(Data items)
======
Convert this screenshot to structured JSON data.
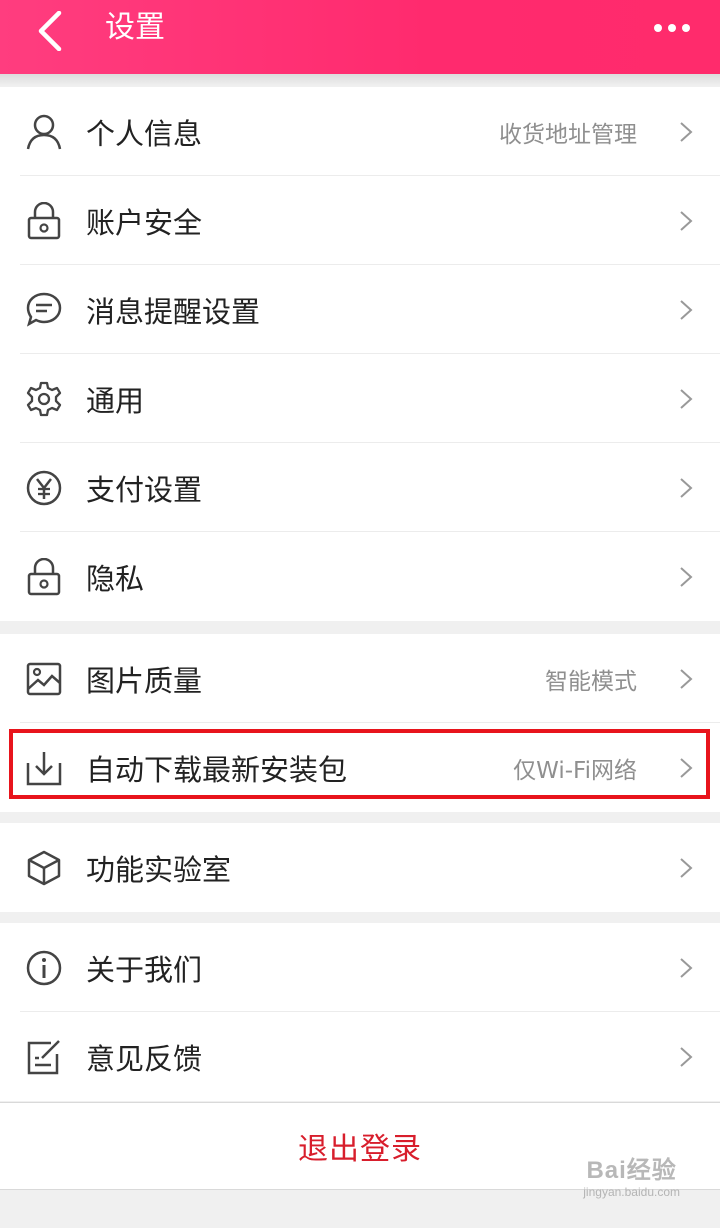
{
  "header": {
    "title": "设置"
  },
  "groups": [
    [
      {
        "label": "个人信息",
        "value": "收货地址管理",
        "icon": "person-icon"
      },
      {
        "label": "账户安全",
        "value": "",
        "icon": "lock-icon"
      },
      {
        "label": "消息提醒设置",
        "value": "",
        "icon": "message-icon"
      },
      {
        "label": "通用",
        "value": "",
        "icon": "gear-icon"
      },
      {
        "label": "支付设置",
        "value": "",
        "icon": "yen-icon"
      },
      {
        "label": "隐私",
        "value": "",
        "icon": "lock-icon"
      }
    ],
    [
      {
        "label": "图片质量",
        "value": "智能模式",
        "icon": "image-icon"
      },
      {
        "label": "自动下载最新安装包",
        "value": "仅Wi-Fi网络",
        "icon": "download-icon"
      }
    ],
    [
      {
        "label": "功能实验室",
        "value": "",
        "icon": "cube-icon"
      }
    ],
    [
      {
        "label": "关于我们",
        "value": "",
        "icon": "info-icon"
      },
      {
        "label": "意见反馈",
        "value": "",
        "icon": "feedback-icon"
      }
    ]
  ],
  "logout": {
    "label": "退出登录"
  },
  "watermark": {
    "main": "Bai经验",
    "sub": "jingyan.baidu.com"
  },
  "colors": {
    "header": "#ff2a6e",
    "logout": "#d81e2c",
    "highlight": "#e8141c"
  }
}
======
To be done » Which lines include the word "label"? List them all.

Response to the task »
        "label": "个人信息",
        "label": "账户安全",
        "label": "消息提醒设置",
        "label": "通用",
        "label": "支付设置",
        "label": "隐私",
        "label": "图片质量",
        "label": "自动下载最新安装包",
        "label": "功能实验室",
        "label": "关于我们",
        "label": "意见反馈",
    "label": "退出登录"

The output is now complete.